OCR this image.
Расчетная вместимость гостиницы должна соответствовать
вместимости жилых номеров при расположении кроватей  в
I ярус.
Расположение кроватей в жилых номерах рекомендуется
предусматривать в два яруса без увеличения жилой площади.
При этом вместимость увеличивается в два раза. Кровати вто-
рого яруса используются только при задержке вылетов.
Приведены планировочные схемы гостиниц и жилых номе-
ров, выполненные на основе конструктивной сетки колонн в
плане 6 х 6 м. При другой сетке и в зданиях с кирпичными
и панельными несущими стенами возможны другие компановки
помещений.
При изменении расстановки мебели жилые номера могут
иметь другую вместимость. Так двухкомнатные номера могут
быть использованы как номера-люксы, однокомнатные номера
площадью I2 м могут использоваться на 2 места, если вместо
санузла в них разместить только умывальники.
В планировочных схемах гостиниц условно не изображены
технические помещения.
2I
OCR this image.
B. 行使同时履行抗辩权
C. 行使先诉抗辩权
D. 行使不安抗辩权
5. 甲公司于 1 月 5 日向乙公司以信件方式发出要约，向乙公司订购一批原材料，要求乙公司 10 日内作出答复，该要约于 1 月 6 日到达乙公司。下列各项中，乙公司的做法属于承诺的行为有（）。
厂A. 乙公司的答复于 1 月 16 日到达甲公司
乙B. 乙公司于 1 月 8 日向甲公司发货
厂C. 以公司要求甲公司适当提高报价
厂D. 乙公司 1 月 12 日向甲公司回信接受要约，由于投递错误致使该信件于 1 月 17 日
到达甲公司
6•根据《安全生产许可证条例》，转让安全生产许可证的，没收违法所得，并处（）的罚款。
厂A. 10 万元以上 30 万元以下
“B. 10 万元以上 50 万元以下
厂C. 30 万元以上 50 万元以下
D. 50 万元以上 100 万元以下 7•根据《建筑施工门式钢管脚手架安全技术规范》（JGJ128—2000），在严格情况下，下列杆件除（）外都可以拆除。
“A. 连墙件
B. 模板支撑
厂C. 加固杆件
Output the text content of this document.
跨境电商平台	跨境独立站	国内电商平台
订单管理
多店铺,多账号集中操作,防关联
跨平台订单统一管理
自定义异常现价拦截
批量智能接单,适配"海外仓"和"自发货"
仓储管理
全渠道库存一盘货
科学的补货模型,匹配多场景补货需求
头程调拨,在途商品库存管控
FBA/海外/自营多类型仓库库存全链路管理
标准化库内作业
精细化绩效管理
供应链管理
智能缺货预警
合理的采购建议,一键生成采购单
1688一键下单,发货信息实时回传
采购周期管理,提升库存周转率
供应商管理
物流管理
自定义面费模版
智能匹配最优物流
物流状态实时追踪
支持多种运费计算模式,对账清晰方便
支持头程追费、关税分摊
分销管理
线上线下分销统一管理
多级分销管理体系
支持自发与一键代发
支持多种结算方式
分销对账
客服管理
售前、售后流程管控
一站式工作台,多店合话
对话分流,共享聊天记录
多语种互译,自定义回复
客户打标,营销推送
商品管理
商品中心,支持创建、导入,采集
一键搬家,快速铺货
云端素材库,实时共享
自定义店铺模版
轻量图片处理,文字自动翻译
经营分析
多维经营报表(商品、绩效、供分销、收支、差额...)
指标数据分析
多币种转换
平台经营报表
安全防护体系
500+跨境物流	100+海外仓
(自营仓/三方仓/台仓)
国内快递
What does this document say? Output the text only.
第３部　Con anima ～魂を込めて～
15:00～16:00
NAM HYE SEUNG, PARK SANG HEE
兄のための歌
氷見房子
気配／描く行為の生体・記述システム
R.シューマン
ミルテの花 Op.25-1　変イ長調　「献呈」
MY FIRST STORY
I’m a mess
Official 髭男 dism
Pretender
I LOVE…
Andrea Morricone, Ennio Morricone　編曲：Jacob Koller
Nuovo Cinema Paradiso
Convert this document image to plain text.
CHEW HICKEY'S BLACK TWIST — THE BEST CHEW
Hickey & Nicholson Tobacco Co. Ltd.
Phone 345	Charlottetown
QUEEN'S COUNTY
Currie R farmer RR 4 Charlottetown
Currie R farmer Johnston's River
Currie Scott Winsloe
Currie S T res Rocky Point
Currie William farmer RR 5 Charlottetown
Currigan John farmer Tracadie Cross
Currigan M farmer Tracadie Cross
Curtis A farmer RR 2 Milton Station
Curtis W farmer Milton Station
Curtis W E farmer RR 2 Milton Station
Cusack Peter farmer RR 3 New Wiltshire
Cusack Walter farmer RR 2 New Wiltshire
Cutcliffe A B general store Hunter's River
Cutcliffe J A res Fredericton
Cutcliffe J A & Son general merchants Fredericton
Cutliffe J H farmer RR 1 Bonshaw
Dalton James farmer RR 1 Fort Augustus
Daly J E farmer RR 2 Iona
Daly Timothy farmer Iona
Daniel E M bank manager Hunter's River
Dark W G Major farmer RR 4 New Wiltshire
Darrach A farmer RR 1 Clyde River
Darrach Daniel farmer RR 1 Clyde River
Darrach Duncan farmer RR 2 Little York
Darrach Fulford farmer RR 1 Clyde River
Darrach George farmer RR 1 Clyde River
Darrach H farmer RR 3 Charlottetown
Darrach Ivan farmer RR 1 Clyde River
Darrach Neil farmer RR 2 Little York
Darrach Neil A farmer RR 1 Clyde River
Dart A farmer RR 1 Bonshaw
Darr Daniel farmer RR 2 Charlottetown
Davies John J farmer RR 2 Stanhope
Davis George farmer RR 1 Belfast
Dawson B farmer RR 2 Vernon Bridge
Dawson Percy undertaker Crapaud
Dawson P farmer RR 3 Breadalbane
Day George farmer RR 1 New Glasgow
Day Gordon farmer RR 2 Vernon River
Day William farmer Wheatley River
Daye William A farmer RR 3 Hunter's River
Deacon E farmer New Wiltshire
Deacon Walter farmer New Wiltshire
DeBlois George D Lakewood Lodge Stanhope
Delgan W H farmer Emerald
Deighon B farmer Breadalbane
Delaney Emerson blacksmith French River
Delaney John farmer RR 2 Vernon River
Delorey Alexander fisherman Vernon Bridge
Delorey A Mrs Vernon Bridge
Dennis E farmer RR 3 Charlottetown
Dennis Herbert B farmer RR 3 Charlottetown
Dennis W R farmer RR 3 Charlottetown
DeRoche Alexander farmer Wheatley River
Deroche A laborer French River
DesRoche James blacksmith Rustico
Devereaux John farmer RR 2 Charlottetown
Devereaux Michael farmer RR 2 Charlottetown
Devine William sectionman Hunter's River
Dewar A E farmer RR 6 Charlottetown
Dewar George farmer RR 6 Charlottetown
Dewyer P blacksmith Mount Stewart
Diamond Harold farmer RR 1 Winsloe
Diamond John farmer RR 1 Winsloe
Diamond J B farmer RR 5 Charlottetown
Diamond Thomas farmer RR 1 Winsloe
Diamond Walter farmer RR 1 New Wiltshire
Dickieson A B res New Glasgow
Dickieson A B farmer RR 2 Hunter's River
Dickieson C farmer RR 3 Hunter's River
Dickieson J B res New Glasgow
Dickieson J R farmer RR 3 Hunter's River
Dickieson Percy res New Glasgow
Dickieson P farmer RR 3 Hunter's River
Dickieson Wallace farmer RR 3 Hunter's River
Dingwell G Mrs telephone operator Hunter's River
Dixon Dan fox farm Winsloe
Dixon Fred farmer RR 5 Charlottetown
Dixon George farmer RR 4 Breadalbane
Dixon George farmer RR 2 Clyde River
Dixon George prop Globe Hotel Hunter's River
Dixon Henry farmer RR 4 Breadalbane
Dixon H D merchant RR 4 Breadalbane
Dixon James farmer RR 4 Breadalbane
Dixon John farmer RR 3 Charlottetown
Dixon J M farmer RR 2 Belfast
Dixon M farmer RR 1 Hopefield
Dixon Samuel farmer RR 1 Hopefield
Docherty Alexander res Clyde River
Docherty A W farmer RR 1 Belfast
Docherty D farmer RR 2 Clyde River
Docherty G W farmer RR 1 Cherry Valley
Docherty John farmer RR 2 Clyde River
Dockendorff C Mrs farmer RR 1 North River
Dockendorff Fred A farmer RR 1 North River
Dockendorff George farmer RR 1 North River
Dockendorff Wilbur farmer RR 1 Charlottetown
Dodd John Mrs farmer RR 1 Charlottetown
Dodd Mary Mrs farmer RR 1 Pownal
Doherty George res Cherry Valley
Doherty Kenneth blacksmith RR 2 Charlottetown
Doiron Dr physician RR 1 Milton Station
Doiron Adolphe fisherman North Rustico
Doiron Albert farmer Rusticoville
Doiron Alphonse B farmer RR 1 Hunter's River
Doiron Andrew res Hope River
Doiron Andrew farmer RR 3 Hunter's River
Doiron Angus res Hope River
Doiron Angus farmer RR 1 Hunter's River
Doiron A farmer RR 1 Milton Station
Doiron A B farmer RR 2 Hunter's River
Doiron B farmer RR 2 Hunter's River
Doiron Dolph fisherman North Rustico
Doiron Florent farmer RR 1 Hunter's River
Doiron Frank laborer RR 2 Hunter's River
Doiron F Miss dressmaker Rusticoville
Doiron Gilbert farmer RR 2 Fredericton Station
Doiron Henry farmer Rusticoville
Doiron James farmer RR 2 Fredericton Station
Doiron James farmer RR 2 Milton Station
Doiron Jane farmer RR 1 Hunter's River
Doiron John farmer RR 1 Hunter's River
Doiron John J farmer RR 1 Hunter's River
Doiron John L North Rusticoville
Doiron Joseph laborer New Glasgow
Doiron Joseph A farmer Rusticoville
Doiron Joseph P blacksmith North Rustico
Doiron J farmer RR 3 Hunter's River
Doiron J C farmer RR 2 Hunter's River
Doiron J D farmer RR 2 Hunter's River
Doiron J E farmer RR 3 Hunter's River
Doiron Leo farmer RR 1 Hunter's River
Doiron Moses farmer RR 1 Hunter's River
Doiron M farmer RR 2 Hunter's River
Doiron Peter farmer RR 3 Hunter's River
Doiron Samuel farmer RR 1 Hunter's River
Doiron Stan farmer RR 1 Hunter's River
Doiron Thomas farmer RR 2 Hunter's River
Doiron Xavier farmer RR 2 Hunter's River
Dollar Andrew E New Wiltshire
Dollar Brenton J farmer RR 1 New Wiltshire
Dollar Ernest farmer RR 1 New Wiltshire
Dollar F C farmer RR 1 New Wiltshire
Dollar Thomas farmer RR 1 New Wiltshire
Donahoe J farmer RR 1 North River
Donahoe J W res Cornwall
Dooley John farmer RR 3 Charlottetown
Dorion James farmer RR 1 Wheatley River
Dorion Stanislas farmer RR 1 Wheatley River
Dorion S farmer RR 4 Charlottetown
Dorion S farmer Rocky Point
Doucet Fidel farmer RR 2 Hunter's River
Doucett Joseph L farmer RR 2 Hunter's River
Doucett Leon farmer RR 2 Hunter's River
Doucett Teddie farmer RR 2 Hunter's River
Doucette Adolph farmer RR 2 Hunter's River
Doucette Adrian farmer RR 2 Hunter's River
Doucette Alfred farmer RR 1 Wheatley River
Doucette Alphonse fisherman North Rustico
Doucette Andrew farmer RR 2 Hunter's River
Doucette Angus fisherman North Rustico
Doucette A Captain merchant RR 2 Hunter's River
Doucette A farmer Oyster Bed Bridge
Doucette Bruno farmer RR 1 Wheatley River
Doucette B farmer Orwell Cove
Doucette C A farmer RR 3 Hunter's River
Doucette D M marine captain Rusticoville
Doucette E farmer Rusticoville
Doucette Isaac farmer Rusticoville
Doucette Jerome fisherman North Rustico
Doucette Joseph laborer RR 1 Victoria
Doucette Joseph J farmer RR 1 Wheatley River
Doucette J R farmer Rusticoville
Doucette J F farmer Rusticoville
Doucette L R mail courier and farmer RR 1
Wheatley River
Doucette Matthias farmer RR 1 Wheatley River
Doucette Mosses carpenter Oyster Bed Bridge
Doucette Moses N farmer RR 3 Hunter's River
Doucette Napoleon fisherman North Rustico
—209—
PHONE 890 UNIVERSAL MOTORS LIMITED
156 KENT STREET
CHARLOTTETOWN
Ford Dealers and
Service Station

Exercise objective: Where a line above holds the string "blacksmith", show that line.

Answer to the problem:
Delaney Emerson blacksmith French River
DesRoche James blacksmith Rustico
Dewyer P blacksmith Mount Stewart
Doherty Kenneth blacksmith RR 2 Charlottetown
Doiron Joseph P blacksmith North Rustico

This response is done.